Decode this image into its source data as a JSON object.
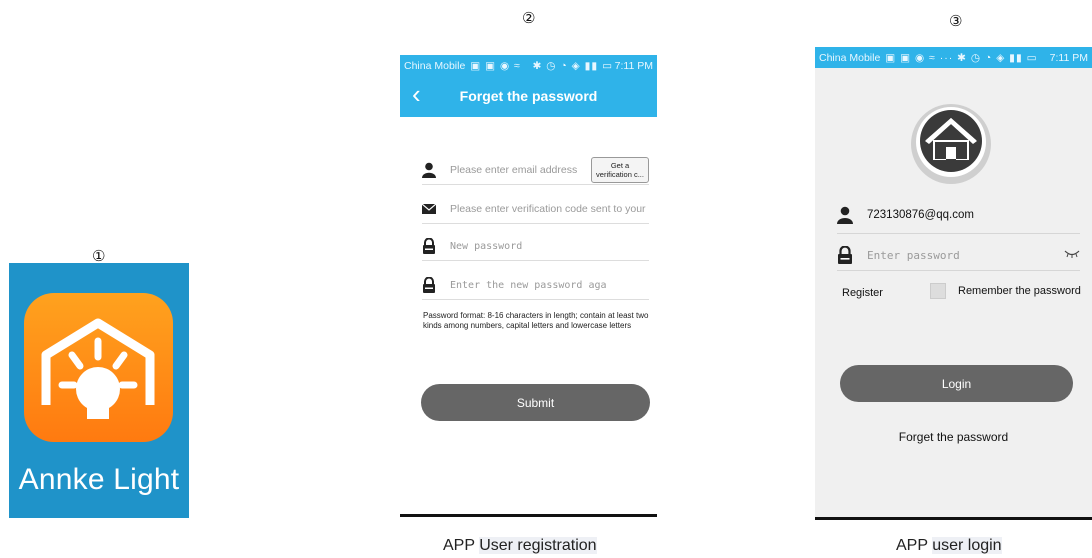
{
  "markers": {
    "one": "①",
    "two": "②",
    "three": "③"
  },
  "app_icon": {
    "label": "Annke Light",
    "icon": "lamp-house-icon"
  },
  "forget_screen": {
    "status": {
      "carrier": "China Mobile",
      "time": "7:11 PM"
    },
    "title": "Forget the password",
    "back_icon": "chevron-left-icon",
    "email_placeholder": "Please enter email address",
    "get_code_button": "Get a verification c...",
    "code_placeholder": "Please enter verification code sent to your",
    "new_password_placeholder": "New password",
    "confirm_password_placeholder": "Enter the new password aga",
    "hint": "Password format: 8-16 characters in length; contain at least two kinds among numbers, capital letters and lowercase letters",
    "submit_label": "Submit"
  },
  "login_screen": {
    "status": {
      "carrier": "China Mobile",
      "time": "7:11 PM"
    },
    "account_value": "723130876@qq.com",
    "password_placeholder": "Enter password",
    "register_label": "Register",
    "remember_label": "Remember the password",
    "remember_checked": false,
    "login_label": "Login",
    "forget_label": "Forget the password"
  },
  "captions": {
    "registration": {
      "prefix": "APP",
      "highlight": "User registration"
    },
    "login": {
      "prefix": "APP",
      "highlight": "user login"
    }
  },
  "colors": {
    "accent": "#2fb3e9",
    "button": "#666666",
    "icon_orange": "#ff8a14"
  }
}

__Work to complete__. Show the lines that mention the word "highlight".

__Response to this exercise__.
      "highlight": "User registration"
      "highlight": "user login"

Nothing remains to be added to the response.